[ITEMS]
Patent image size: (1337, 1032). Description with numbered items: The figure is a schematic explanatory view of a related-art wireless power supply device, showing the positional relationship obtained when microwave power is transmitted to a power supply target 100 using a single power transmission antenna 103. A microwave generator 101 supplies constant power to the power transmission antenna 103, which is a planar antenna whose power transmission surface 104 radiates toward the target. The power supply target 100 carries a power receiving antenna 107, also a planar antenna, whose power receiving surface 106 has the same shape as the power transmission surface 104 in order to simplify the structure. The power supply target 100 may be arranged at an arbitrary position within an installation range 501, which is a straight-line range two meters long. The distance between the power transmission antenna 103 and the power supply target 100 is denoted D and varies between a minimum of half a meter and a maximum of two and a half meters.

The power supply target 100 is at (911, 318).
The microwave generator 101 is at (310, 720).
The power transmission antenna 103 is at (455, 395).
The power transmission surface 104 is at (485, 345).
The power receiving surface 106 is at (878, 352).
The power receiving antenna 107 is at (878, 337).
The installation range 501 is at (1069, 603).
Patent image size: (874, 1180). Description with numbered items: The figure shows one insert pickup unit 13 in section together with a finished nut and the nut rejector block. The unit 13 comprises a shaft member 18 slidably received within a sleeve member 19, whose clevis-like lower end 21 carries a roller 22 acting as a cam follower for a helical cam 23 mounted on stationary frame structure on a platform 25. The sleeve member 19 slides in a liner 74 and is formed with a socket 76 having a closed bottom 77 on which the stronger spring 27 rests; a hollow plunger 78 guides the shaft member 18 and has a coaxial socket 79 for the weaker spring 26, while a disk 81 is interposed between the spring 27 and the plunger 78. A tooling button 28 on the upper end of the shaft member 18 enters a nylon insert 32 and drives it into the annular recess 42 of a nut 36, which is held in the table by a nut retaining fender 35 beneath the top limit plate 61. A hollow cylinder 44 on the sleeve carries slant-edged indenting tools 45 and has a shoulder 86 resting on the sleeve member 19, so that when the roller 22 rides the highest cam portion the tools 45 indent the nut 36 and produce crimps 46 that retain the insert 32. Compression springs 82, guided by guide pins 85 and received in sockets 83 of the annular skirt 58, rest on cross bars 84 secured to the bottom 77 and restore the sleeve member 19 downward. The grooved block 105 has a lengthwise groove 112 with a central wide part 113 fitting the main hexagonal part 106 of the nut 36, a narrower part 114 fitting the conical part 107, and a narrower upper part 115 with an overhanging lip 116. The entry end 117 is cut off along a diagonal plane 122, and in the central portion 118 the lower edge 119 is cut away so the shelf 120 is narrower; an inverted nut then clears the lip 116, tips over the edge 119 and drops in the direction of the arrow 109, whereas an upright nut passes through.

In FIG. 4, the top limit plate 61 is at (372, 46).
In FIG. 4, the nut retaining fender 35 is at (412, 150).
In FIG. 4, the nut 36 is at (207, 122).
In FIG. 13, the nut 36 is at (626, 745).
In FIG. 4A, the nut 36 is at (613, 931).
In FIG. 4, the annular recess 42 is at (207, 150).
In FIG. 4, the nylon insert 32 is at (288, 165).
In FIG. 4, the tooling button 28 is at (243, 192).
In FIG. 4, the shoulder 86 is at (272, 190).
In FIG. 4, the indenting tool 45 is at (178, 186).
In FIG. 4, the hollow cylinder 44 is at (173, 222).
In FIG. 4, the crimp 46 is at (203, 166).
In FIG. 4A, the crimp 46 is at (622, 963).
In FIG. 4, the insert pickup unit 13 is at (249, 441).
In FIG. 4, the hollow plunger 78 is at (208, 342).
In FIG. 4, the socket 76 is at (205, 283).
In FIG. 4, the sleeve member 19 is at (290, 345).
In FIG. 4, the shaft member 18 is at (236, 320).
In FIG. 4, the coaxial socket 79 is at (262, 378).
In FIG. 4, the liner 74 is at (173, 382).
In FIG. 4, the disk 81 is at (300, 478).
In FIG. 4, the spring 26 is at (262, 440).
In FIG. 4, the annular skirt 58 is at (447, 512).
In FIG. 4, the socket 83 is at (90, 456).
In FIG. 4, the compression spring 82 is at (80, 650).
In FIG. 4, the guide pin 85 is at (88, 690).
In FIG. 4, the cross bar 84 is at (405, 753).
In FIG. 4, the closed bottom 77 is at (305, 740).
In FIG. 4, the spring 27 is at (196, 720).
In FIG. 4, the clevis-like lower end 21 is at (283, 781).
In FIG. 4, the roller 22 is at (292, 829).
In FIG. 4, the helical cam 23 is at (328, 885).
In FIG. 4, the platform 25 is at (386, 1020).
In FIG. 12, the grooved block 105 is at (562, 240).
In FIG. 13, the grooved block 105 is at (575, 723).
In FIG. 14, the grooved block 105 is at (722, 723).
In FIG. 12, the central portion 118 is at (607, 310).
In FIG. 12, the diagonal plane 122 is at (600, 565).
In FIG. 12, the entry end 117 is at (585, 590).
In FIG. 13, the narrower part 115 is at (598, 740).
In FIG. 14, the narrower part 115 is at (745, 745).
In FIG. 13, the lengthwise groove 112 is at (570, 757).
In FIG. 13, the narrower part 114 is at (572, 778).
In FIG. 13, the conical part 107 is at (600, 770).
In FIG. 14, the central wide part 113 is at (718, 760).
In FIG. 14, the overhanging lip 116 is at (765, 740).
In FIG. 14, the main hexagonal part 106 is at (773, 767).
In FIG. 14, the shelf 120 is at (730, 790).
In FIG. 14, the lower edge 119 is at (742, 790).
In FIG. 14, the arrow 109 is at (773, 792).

[AIM OF THE TASK] Rewrite all of the items above, replacing "nut rejector block" with "nut rejecting block" and leaving everything else unchanged.

[OUTPUT BELOW]
Patent image size: (1337, 1032). Description with numbered items: The figure is a schematic explanatory view of a related-art wireless power supply device, showing the positional relationship obtained when microwave power is transmitted to a power supply target 100 using a single power transmission antenna 103. A microwave generator 101 supplies constant power to the power transmission antenna 103, which is a planar antenna whose power transmission surface 104 radiates toward the target. The power supply target 100 carries a power receiving antenna 107, also a planar antenna, whose power receiving surface 106 has the same shape as the power transmission surface 104 in order to simplify the structure. The power supply target 100 may be arranged at an arbitrary position within an installation range 501, which is a straight-line range two meters long. The distance between the power transmission antenna 103 and the power supply target 100 is denoted D and varies between a minimum of half a meter and a maximum of two and a half meters.

The power supply target 100 is at (911, 318).
The microwave generator 101 is at (310, 720).
The power transmission antenna 103 is at (455, 395).
The power transmission surface 104 is at (485, 345).
The power receiving surface 106 is at (878, 352).
The power receiving antenna 107 is at (878, 337).
The installation range 501 is at (1069, 603).
Patent image size: (874, 1180). Description with numbered items: The figure shows one insert pickup unit 13 in section together with a finished nut and the nut rejecting block. The unit 13 comprises a shaft member 18 slidably received within a sleeve member 19, whose clevis-like lower end 21 carries a roller 22 acting as a cam follower for a helical cam 23 mounted on stationary frame structure on a platform 25. The sleeve member 19 slides in a liner 74 and is formed with a socket 76 having a closed bottom 77 on which the stronger spring 27 rests; a hollow plunger 78 guides the shaft member 18 and has a coaxial socket 79 for the weaker spring 26, while a disk 81 is interposed between the spring 27 and the plunger 78. A tooling button 28 on the upper end of the shaft member 18 enters a nylon insert 32 and drives it into the annular recess 42 of a nut 36, which is held in the table by a nut retaining fender 35 beneath the top limit plate 61. A hollow cylinder 44 on the sleeve carries slant-edged indenting tools 45 and has a shoulder 86 resting on the sleeve member 19, so that when the roller 22 rides the highest cam portion the tools 45 indent the nut 36 and produce crimps 46 that retain the insert 32. Compression springs 82, guided by guide pins 85 and received in sockets 83 of the annular skirt 58, rest on cross bars 84 secured to the bottom 77 and restore the sleeve member 19 downward. The grooved block 105 has a lengthwise groove 112 with a central wide part 113 fitting the main hexagonal part 106 of the nut 36, a narrower part 114 fitting the conical part 107, and a narrower upper part 115 with an overhanging lip 116. The entry end 117 is cut off along a diagonal plane 122, and in the central portion 118 the lower edge 119 is cut away so the shelf 120 is narrower; an inverted nut then clears the lip 116, tips over the edge 119 and drops in the direction of the arrow 109, whereas an upright nut passes through.

In FIG. 4, the top limit plate 61 is at (372, 46).
In FIG. 4, the nut retaining fender 35 is at (412, 150).
In FIG. 4, the nut 36 is at (207, 122).
In FIG. 13, the nut 36 is at (626, 745).
In FIG. 4A, the nut 36 is at (613, 931).
In FIG. 4, the annular recess 42 is at (207, 150).
In FIG. 4, the nylon insert 32 is at (288, 165).
In FIG. 4, the tooling button 28 is at (243, 192).
In FIG. 4, the shoulder 86 is at (272, 190).
In FIG. 4, the indenting tool 45 is at (178, 186).
In FIG. 4, the hollow cylinder 44 is at (173, 222).
In FIG. 4, the crimp 46 is at (203, 166).
In FIG. 4A, the crimp 46 is at (622, 963).
In FIG. 4, the insert pickup unit 13 is at (249, 441).
In FIG. 4, the hollow plunger 78 is at (208, 342).
In FIG. 4, the socket 76 is at (205, 283).
In FIG. 4, the sleeve member 19 is at (290, 345).
In FIG. 4, the shaft member 18 is at (236, 320).
In FIG. 4, the coaxial socket 79 is at (262, 378).
In FIG. 4, the liner 74 is at (173, 382).
In FIG. 4, the disk 81 is at (300, 478).
In FIG. 4, the spring 26 is at (262, 440).
In FIG. 4, the annular skirt 58 is at (447, 512).
In FIG. 4, the socket 83 is at (90, 456).
In FIG. 4, the compression spring 82 is at (80, 650).
In FIG. 4, the guide pin 85 is at (88, 690).
In FIG. 4, the cross bar 84 is at (405, 753).
In FIG. 4, the closed bottom 77 is at (305, 740).
In FIG. 4, the spring 27 is at (196, 720).
In FIG. 4, the clevis-like lower end 21 is at (283, 781).
In FIG. 4, the roller 22 is at (292, 829).
In FIG. 4, the helical cam 23 is at (328, 885).
In FIG. 4, the platform 25 is at (386, 1020).
In FIG. 12, the grooved block 105 is at (562, 240).
In FIG. 13, the grooved block 105 is at (575, 723).
In FIG. 14, the grooved block 105 is at (722, 723).
In FIG. 12, the central portion 118 is at (607, 310).
In FIG. 12, the diagonal plane 122 is at (600, 565).
In FIG. 12, the entry end 117 is at (585, 590).
In FIG. 13, the narrower part 115 is at (598, 740).
In FIG. 14, the narrower part 115 is at (745, 745).
In FIG. 13, the lengthwise groove 112 is at (570, 757).
In FIG. 13, the narrower part 114 is at (572, 778).
In FIG. 13, the conical part 107 is at (600, 770).
In FIG. 14, the central wide part 113 is at (718, 760).
In FIG. 14, the overhanging lip 116 is at (765, 740).
In FIG. 14, the main hexagonal part 106 is at (773, 767).
In FIG. 14, the shelf 120 is at (730, 790).
In FIG. 14, the lower edge 119 is at (742, 790).
In FIG. 14, the arrow 109 is at (773, 792).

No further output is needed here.